EXERCISE PROMPT —
Look through the material and tally each line bearing the word "Presentazione". Give only the total.

DATA SUPPLIED —
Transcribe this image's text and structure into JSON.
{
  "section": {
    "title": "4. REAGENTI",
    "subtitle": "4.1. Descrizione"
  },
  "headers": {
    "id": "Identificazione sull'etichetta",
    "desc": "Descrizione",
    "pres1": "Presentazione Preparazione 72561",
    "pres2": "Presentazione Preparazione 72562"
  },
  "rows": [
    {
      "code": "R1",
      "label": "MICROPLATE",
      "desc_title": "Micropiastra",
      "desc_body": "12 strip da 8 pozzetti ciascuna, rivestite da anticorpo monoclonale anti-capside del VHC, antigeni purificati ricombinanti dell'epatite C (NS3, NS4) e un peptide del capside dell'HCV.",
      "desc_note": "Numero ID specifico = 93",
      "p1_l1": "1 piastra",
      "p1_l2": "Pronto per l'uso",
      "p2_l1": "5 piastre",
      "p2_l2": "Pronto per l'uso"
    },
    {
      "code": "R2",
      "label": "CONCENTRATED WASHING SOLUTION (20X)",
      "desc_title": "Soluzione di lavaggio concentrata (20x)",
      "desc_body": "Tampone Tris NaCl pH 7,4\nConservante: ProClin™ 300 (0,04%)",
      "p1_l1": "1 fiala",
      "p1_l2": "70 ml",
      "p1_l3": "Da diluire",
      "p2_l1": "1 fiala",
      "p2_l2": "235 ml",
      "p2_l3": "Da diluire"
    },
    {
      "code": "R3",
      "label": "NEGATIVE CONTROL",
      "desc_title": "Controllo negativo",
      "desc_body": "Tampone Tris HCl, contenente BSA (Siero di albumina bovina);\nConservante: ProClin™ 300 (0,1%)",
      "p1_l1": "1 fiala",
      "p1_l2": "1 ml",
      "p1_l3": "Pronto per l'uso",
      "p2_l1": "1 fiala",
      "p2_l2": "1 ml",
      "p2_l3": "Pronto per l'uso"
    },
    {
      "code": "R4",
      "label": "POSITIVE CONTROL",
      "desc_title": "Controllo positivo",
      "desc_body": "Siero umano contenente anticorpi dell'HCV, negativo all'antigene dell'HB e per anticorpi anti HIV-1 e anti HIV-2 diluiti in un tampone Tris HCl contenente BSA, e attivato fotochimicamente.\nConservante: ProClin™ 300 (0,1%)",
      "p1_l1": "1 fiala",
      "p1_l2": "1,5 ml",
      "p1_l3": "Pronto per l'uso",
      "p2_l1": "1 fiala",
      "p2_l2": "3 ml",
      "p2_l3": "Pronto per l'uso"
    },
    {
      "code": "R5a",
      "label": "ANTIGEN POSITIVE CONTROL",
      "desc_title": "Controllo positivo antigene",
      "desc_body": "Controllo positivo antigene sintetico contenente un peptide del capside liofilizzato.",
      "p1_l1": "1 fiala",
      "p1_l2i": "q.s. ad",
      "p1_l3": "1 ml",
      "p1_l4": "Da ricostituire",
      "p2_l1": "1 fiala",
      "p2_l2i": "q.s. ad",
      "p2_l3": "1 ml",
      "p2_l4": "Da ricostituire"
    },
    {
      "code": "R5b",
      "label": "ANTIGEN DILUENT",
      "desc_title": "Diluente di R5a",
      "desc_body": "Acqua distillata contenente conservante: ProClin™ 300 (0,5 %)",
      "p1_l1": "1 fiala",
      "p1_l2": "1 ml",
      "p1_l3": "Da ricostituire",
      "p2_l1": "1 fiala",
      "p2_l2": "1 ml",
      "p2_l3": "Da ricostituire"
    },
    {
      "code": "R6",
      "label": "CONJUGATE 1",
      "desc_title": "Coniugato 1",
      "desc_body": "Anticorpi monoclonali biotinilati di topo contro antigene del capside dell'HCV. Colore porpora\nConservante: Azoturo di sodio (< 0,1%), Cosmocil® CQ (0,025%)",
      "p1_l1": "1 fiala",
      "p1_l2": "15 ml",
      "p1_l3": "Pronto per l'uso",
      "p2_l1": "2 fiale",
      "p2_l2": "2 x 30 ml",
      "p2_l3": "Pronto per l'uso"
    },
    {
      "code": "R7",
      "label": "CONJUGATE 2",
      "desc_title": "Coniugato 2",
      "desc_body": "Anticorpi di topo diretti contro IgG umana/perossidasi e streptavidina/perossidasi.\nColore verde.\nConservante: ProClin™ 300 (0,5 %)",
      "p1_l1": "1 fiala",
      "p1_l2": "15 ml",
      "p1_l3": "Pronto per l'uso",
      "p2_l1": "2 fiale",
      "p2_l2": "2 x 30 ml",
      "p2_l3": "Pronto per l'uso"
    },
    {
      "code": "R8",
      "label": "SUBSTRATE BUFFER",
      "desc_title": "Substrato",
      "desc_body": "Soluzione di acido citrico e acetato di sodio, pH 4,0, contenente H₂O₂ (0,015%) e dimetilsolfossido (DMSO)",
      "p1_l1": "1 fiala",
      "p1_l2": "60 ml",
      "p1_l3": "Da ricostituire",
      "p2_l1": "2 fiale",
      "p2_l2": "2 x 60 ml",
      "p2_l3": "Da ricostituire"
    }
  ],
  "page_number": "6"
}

SOLUTION FOR THIS TASK —
2